→ **Challenge**
Whenever a line below holds the word "Forecast", copy that line.

→ **Data lines**

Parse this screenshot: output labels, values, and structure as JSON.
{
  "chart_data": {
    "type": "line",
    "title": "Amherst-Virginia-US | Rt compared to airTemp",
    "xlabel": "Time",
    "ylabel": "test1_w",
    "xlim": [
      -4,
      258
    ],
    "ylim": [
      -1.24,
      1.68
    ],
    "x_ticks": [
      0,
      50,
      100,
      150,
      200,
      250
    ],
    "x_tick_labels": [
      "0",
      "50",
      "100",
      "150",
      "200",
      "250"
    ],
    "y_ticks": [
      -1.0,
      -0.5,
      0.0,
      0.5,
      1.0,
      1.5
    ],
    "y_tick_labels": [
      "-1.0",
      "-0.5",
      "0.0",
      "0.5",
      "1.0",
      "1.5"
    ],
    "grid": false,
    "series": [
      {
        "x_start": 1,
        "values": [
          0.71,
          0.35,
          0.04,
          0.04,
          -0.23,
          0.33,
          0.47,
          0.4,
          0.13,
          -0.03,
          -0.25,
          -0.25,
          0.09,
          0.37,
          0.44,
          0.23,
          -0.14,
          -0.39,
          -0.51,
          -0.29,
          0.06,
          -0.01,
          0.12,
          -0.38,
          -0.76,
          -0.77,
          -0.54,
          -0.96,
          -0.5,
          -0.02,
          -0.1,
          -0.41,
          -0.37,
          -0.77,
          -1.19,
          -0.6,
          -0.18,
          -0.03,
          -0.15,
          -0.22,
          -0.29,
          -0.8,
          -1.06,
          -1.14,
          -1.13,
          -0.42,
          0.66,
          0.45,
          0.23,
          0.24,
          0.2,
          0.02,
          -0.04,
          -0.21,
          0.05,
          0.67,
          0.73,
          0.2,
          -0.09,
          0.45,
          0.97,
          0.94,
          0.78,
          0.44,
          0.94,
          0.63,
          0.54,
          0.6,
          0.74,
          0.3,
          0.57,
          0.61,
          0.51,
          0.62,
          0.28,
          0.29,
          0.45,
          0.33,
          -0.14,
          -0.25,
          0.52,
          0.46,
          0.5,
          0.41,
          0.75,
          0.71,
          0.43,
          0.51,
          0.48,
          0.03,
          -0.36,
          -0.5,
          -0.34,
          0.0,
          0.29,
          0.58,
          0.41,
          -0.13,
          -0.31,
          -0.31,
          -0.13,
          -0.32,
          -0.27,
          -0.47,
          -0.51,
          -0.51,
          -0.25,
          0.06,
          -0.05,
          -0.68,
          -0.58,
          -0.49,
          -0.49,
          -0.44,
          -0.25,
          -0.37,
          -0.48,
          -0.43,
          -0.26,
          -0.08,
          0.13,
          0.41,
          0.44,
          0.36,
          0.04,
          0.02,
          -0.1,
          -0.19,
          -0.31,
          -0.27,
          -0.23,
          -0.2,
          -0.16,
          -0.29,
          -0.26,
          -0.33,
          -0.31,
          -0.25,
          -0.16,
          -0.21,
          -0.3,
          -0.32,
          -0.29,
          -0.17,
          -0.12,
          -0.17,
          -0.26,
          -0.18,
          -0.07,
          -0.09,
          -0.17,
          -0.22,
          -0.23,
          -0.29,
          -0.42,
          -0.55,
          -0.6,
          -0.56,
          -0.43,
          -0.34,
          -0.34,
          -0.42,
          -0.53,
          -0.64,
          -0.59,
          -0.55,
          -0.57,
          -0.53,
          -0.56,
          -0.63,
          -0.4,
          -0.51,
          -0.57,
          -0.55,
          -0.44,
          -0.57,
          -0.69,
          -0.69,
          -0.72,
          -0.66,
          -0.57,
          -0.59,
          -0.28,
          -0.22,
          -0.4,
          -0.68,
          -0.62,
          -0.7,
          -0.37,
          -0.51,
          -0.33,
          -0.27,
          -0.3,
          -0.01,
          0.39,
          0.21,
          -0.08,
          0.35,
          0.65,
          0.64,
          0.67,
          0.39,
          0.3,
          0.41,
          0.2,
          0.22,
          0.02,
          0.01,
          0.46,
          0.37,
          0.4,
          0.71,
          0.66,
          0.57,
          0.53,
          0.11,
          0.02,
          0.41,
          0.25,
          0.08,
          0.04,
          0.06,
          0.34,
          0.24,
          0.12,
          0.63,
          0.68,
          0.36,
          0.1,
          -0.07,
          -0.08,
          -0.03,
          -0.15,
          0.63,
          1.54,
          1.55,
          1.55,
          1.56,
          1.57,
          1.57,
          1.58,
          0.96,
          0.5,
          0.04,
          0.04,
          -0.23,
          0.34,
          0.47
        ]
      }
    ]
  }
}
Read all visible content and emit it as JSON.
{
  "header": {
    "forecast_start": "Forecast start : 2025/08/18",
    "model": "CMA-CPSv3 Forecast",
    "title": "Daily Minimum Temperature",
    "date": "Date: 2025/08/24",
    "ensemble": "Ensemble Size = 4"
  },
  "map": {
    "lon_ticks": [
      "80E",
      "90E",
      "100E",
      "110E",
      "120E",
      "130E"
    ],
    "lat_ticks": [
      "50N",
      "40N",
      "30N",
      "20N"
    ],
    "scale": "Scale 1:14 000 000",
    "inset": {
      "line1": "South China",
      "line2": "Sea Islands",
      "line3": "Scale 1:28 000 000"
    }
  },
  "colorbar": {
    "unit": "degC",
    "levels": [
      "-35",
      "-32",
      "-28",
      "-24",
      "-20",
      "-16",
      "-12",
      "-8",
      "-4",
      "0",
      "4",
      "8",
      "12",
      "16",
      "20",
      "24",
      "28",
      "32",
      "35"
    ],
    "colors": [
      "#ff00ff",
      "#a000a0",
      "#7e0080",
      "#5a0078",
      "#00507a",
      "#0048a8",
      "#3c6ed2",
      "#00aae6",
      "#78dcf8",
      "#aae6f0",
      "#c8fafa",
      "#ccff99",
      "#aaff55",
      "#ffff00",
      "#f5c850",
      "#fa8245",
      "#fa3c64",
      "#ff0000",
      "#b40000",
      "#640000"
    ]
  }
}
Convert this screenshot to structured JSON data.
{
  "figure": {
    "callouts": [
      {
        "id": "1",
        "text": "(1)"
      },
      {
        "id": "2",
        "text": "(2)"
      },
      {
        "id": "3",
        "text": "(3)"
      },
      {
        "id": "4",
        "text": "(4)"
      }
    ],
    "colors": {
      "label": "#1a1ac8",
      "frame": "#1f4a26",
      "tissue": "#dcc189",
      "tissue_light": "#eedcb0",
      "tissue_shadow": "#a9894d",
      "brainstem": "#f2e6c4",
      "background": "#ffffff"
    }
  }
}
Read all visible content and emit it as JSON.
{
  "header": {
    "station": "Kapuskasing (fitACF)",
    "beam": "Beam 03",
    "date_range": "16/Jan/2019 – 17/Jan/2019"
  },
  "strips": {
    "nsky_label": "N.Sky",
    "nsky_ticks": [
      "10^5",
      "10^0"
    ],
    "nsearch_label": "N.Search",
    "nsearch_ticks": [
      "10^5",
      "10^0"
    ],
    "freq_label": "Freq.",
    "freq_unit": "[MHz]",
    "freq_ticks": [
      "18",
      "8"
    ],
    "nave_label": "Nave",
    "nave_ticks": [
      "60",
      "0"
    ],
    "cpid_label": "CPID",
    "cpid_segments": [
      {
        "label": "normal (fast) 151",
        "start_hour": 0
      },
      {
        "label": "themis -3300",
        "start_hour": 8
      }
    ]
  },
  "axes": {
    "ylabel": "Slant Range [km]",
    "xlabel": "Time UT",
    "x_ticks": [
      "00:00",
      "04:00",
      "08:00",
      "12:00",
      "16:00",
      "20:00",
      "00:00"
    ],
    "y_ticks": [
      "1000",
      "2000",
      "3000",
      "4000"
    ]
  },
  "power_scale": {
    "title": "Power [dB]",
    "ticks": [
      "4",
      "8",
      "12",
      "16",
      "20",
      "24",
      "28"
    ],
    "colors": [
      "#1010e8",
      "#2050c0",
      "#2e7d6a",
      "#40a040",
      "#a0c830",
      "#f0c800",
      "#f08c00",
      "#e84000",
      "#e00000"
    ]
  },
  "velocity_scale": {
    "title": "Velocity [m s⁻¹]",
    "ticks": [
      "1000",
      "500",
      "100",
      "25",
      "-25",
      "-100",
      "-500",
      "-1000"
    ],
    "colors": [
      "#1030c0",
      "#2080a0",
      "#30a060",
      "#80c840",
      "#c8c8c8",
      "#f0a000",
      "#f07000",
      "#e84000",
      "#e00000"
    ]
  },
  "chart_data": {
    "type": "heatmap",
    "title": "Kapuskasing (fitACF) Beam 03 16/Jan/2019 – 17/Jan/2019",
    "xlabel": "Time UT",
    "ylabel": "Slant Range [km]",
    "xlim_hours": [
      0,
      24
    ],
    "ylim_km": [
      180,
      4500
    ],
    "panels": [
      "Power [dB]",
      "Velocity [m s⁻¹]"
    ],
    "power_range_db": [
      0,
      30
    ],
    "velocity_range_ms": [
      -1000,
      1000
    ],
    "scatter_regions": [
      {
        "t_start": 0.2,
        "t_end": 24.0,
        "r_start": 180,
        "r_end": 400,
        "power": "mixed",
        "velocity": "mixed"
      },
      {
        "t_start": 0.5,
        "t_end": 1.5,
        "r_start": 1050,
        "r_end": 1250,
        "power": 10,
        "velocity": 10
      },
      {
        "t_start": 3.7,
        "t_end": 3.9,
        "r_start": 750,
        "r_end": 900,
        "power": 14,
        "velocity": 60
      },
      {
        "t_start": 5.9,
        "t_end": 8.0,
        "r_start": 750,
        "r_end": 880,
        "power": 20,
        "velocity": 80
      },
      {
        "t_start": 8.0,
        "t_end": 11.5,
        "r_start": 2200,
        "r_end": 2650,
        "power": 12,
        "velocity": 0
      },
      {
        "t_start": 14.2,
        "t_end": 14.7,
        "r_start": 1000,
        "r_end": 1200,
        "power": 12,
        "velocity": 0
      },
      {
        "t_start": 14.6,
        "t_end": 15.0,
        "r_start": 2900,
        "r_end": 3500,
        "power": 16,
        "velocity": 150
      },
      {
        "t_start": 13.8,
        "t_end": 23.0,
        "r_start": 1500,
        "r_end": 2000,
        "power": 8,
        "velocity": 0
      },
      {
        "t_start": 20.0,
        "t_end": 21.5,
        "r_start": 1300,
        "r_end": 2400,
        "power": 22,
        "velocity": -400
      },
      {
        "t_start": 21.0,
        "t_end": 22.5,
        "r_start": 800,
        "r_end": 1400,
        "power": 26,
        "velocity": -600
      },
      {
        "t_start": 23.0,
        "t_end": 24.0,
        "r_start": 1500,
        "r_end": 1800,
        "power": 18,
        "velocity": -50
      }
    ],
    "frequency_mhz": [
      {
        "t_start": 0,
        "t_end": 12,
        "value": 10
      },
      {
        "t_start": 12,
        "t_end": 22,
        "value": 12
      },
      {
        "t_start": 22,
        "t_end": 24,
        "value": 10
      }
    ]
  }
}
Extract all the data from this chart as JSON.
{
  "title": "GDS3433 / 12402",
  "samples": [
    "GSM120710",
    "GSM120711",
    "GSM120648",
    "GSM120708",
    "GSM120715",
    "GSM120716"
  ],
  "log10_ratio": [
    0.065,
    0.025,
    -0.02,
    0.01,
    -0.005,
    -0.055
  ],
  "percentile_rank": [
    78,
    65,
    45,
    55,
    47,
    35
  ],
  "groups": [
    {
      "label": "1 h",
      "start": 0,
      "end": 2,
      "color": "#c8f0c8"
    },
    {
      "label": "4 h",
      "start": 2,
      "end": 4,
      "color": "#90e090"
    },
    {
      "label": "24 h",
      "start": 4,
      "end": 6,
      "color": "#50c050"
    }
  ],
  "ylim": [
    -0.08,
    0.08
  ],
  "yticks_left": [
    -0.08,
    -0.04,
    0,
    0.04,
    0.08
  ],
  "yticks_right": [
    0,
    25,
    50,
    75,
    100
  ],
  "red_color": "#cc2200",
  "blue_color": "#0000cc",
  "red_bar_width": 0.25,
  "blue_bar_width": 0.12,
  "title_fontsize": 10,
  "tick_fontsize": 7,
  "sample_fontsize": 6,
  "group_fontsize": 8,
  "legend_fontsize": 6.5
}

→ **Solution for this problem**
    "forecast_start": "Forecast start : 2025/08/18",
    "model": "CMA-CPSv3 Forecast",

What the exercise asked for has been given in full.